[begin Supplied material]

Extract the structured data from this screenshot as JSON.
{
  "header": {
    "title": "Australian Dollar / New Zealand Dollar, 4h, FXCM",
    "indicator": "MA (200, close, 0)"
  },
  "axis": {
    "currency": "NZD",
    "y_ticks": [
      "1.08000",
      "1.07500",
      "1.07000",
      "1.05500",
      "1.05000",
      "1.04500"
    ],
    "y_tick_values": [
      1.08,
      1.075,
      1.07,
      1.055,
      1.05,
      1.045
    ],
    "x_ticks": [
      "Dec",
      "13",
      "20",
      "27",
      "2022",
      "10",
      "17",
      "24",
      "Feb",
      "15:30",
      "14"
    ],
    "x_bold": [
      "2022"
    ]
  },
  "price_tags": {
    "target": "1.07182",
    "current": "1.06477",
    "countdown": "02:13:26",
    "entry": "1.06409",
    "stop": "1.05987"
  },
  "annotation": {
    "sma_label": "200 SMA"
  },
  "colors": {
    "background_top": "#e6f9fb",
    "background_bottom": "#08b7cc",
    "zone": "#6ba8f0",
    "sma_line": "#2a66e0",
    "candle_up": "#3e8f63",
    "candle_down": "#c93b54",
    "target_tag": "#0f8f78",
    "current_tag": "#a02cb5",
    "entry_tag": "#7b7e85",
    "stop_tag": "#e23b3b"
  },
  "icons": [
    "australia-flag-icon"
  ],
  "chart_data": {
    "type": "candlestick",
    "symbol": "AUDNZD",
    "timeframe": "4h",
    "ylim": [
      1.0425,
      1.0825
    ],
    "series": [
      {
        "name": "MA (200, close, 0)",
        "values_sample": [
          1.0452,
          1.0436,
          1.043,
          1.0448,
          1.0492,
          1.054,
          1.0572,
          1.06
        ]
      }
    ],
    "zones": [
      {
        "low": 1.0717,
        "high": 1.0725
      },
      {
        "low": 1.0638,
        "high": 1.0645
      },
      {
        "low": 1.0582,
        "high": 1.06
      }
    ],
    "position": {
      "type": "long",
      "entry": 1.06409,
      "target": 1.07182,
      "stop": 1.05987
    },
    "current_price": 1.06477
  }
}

[end Supplied material]

— Required task —
Every line of the data above should be copied exactly.

— Response for this exercise —
Extract the structured data from this screenshot as JSON.
{
  "header": {
    "title": "Australian Dollar / New Zealand Dollar, 4h, FXCM",
    "indicator": "MA (200, close, 0)"
  },
  "axis": {
    "currency": "NZD",
    "y_ticks": [
      "1.08000",
      "1.07500",
      "1.07000",
      "1.05500",
      "1.05000",
      "1.04500"
    ],
    "y_tick_values": [
      1.08,
      1.075,
      1.07,
      1.055,
      1.05,
      1.045
    ],
    "x_ticks": [
      "Dec",
      "13",
      "20",
      "27",
      "2022",
      "10",
      "17",
      "24",
      "Feb",
      "15:30",
      "14"
    ],
    "x_bold": [
      "2022"
    ]
  },
  "price_tags": {
    "target": "1.07182",
    "current": "1.06477",
    "countdown": "02:13:26",
    "entry": "1.06409",
    "stop": "1.05987"
  },
  "annotation": {
    "sma_label": "200 SMA"
  },
  "colors": {
    "background_top": "#e6f9fb",
    "background_bottom": "#08b7cc",
    "zone": "#6ba8f0",
    "sma_line": "#2a66e0",
    "candle_up": "#3e8f63",
    "candle_down": "#c93b54",
    "target_tag": "#0f8f78",
    "current_tag": "#a02cb5",
    "entry_tag": "#7b7e85",
    "stop_tag": "#e23b3b"
  },
  "icons": [
    "australia-flag-icon"
  ],
  "chart_data": {
    "type": "candlestick",
    "symbol": "AUDNZD",
    "timeframe": "4h",
    "ylim": [
      1.0425,
      1.0825
    ],
    "series": [
      {
        "name": "MA (200, close, 0)",
        "values_sample": [
          1.0452,
          1.0436,
          1.043,
          1.0448,
          1.0492,
          1.054,
          1.0572,
          1.06
        ]
      }
    ],
    "zones": [
      {
        "low": 1.0717,
        "high": 1.0725
      },
      {
        "low": 1.0638,
        "high": 1.0645
      },
      {
        "low": 1.0582,
        "high": 1.06
      }
    ],
    "position": {
      "type": "long",
      "entry": 1.06409,
      "target": 1.07182,
      "stop": 1.05987
    },
    "current_price": 1.06477
  }
}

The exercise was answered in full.